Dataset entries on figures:
· · ·
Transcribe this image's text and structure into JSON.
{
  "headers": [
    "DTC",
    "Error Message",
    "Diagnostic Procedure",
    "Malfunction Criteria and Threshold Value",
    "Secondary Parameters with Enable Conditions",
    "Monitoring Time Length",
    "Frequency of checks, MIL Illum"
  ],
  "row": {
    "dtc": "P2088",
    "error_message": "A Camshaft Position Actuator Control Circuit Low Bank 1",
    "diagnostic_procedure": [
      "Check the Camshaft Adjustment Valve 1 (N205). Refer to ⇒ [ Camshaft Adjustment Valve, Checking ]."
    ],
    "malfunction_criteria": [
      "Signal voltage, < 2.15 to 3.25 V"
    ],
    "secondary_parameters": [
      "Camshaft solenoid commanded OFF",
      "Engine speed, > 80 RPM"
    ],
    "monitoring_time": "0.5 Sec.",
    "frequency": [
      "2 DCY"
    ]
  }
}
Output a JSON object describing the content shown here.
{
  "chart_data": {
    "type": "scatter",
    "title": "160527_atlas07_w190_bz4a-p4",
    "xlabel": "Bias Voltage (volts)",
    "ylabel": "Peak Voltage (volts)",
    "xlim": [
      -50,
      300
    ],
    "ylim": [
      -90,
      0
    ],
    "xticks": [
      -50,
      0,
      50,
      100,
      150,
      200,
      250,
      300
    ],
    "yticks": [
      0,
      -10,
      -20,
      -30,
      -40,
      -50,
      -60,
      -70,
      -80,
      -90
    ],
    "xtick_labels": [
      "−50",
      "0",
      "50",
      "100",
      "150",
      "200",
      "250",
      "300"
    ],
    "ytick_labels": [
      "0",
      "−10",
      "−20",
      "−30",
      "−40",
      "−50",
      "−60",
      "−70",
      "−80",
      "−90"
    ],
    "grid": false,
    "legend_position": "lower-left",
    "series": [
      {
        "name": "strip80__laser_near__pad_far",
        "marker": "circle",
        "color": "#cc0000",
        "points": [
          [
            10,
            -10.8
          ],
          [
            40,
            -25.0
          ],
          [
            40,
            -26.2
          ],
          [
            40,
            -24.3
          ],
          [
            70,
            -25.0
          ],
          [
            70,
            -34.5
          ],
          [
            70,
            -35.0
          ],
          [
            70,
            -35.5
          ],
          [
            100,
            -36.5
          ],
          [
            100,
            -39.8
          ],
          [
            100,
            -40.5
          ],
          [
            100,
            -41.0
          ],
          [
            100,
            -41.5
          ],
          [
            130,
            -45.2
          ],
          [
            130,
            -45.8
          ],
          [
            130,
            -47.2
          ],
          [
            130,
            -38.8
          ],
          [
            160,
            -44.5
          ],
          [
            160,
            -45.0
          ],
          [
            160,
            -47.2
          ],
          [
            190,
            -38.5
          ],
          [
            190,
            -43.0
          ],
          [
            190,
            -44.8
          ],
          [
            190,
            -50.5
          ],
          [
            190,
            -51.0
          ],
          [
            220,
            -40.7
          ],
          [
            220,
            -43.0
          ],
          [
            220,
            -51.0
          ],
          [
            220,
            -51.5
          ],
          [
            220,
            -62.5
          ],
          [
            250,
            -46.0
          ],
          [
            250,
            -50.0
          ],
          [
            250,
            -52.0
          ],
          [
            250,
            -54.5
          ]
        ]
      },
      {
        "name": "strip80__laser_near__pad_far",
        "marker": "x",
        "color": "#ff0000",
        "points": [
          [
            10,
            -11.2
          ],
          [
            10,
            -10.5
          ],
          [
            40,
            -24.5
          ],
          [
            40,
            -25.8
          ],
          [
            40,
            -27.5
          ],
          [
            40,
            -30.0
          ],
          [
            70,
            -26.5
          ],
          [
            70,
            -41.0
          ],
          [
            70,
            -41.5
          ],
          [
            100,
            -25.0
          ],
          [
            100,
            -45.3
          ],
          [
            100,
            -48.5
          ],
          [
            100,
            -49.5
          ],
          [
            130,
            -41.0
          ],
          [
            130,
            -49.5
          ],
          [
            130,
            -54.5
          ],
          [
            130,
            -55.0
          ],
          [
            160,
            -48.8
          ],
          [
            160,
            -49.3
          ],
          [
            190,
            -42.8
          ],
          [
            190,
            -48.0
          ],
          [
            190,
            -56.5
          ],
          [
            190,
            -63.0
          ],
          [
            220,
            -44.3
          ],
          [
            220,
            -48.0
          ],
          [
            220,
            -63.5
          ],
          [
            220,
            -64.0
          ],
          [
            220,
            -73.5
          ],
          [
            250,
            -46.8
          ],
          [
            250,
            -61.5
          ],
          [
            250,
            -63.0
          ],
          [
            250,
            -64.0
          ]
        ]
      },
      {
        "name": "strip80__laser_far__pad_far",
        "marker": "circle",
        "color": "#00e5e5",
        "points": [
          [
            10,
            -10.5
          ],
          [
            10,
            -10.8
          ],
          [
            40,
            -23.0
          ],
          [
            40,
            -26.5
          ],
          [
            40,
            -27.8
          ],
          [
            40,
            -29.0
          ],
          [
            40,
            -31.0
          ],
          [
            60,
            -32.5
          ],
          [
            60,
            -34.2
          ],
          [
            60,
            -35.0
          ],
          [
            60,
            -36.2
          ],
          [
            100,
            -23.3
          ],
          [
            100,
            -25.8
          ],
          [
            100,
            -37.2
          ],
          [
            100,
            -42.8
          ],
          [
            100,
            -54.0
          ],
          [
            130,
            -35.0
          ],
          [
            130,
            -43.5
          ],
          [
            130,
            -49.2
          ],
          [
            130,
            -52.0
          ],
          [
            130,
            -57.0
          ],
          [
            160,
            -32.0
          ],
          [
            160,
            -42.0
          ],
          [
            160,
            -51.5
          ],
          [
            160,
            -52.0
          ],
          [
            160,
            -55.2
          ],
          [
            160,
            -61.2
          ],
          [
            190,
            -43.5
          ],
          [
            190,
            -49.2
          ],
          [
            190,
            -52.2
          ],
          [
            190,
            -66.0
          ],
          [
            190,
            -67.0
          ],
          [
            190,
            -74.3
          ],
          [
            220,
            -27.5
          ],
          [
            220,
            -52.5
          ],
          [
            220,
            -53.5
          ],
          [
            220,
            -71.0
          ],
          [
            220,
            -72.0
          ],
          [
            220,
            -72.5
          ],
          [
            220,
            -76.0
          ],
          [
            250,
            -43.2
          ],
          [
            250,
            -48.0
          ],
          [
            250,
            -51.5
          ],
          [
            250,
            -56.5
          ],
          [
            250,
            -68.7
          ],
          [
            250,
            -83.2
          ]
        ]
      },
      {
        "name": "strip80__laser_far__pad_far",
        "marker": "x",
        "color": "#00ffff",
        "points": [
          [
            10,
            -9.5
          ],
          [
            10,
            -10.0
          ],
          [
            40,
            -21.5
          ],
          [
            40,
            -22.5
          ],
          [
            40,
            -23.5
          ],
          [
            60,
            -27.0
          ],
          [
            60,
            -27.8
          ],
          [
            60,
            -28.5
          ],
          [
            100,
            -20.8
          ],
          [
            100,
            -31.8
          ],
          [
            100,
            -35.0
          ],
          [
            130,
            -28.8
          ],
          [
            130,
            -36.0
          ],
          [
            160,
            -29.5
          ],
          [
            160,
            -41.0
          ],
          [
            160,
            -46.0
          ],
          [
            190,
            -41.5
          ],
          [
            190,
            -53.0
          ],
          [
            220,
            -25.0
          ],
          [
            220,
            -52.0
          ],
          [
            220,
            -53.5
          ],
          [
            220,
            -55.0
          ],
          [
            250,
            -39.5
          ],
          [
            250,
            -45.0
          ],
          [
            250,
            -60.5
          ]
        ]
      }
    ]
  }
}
· · ·
# Your instructions
Extract all of the data shown above and repeat it verbatim.

# Correct answer
Transcribe this image's text and structure into JSON.
{
  "headers": [
    "DTC",
    "Error Message",
    "Diagnostic Procedure",
    "Malfunction Criteria and Threshold Value",
    "Secondary Parameters with Enable Conditions",
    "Monitoring Time Length",
    "Frequency of checks, MIL Illum"
  ],
  "row": {
    "dtc": "P2088",
    "error_message": "A Camshaft Position Actuator Control Circuit Low Bank 1",
    "diagnostic_procedure": [
      "Check the Camshaft Adjustment Valve 1 (N205). Refer to ⇒ [ Camshaft Adjustment Valve, Checking ]."
    ],
    "malfunction_criteria": [
      "Signal voltage, < 2.15 to 3.25 V"
    ],
    "secondary_parameters": [
      "Camshaft solenoid commanded OFF",
      "Engine speed, > 80 RPM"
    ],
    "monitoring_time": "0.5 Sec.",
    "frequency": [
      "2 DCY"
    ]
  }
}
Output a JSON object describing the content shown here.
{
  "chart_data": {
    "type": "scatter",
    "title": "160527_atlas07_w190_bz4a-p4",
    "xlabel": "Bias Voltage (volts)",
    "ylabel": "Peak Voltage (volts)",
    "xlim": [
      -50,
      300
    ],
    "ylim": [
      -90,
      0
    ],
    "xticks": [
      -50,
      0,
      50,
      100,
      150,
      200,
      250,
      300
    ],
    "yticks": [
      0,
      -10,
      -20,
      -30,
      -40,
      -50,
      -60,
      -70,
      -80,
      -90
    ],
    "xtick_labels": [
      "−50",
      "0",
      "50",
      "100",
      "150",
      "200",
      "250",
      "300"
    ],
    "ytick_labels": [
      "0",
      "−10",
      "−20",
      "−30",
      "−40",
      "−50",
      "−60",
      "−70",
      "−80",
      "−90"
    ],
    "grid": false,
    "legend_position": "lower-left",
    "series": [
      {
        "name": "strip80__laser_near__pad_far",
        "marker": "circle",
        "color": "#cc0000",
        "points": [
          [
            10,
            -10.8
          ],
          [
            40,
            -25.0
          ],
          [
            40,
            -26.2
          ],
          [
            40,
            -24.3
          ],
          [
            70,
            -25.0
          ],
          [
            70,
            -34.5
          ],
          [
            70,
            -35.0
          ],
          [
            70,
            -35.5
          ],
          [
            100,
            -36.5
          ],
          [
            100,
            -39.8
          ],
          [
            100,
            -40.5
          ],
          [
            100,
            -41.0
          ],
          [
            100,
            -41.5
          ],
          [
            130,
            -45.2
          ],
          [
            130,
            -45.8
          ],
          [
            130,
            -47.2
          ],
          [
            130,
            -38.8
          ],
          [
            160,
            -44.5
          ],
          [
            160,
            -45.0
          ],
          [
            160,
            -47.2
          ],
          [
            190,
            -38.5
          ],
          [
            190,
            -43.0
          ],
          [
            190,
            -44.8
          ],
          [
            190,
            -50.5
          ],
          [
            190,
            -51.0
          ],
          [
            220,
            -40.7
          ],
          [
            220,
            -43.0
          ],
          [
            220,
            -51.0
          ],
          [
            220,
            -51.5
          ],
          [
            220,
            -62.5
          ],
          [
            250,
            -46.0
          ],
          [
            250,
            -50.0
          ],
          [
            250,
            -52.0
          ],
          [
            250,
            -54.5
          ]
        ]
      },
      {
        "name": "strip80__laser_near__pad_far",
        "marker": "x",
        "color": "#ff0000",
        "points": [
          [
            10,
            -11.2
          ],
          [
            10,
            -10.5
          ],
          [
            40,
            -24.5
          ],
          [
            40,
            -25.8
          ],
          [
            40,
            -27.5
          ],
          [
            40,
            -30.0
          ],
          [
            70,
            -26.5
          ],
          [
            70,
            -41.0
          ],
          [
            70,
            -41.5
          ],
          [
            100,
            -25.0
          ],
          [
            100,
            -45.3
          ],
          [
            100,
            -48.5
          ],
          [
            100,
            -49.5
          ],
          [
            130,
            -41.0
          ],
          [
            130,
            -49.5
          ],
          [
            130,
            -54.5
          ],
          [
            130,
            -55.0
          ],
          [
            160,
            -48.8
          ],
          [
            160,
            -49.3
          ],
          [
            190,
            -42.8
          ],
          [
            190,
            -48.0
          ],
          [
            190,
            -56.5
          ],
          [
            190,
            -63.0
          ],
          [
            220,
            -44.3
          ],
          [
            220,
            -48.0
          ],
          [
            220,
            -63.5
          ],
          [
            220,
            -64.0
          ],
          [
            220,
            -73.5
          ],
          [
            250,
            -46.8
          ],
          [
            250,
            -61.5
          ],
          [
            250,
            -63.0
          ],
          [
            250,
            -64.0
          ]
        ]
      },
      {
        "name": "strip80__laser_far__pad_far",
        "marker": "circle",
        "color": "#00e5e5",
        "points": [
          [
            10,
            -10.5
          ],
          [
            10,
            -10.8
          ],
          [
            40,
            -23.0
          ],
          [
            40,
            -26.5
          ],
          [
            40,
            -27.8
          ],
          [
            40,
            -29.0
          ],
          [
            40,
            -31.0
          ],
          [
            60,
            -32.5
          ],
          [
            60,
            -34.2
          ],
          [
            60,
            -35.0
          ],
          [
            60,
            -36.2
          ],
          [
            100,
            -23.3
          ],
          [
            100,
            -25.8
          ],
          [
            100,
            -37.2
          ],
          [
            100,
            -42.8
          ],
          [
            100,
            -54.0
          ],
          [
            130,
            -35.0
          ],
          [
            130,
            -43.5
          ],
          [
            130,
            -49.2
          ],
          [
            130,
            -52.0
          ],
          [
            130,
            -57.0
          ],
          [
            160,
            -32.0
          ],
          [
            160,
            -42.0
          ],
          [
            160,
            -51.5
          ],
          [
            160,
            -52.0
          ],
          [
            160,
            -55.2
          ],
          [
            160,
            -61.2
          ],
          [
            190,
            -43.5
          ],
          [
            190,
            -49.2
          ],
          [
            190,
            -52.2
          ],
          [
            190,
            -66.0
          ],
          [
            190,
            -67.0
          ],
          [
            190,
            -74.3
          ],
          [
            220,
            -27.5
          ],
          [
            220,
            -52.5
          ],
          [
            220,
            -53.5
          ],
          [
            220,
            -71.0
          ],
          [
            220,
            -72.0
          ],
          [
            220,
            -72.5
          ],
          [
            220,
            -76.0
          ],
          [
            250,
            -43.2
          ],
          [
            250,
            -48.0
          ],
          [
            250,
            -51.5
          ],
          [
            250,
            -56.5
          ],
          [
            250,
            -68.7
          ],
          [
            250,
            -83.2
          ]
        ]
      },
      {
        "name": "strip80__laser_far__pad_far",
        "marker": "x",
        "color": "#00ffff",
        "points": [
          [
            10,
            -9.5
          ],
          [
            10,
            -10.0
          ],
          [
            40,
            -21.5
          ],
          [
            40,
            -22.5
          ],
          [
            40,
            -23.5
          ],
          [
            60,
            -27.0
          ],
          [
            60,
            -27.8
          ],
          [
            60,
            -28.5
          ],
          [
            100,
            -20.8
          ],
          [
            100,
            -31.8
          ],
          [
            100,
            -35.0
          ],
          [
            130,
            -28.8
          ],
          [
            130,
            -36.0
          ],
          [
            160,
            -29.5
          ],
          [
            160,
            -41.0
          ],
          [
            160,
            -46.0
          ],
          [
            190,
            -41.5
          ],
          [
            190,
            -53.0
          ],
          [
            220,
            -25.0
          ],
          [
            220,
            -52.0
          ],
          [
            220,
            -53.5
          ],
          [
            220,
            -55.0
          ],
          [
            250,
            -39.5
          ],
          [
            250,
            -45.0
          ],
          [
            250,
            -60.5
          ]
        ]
      }
    ]
  }
}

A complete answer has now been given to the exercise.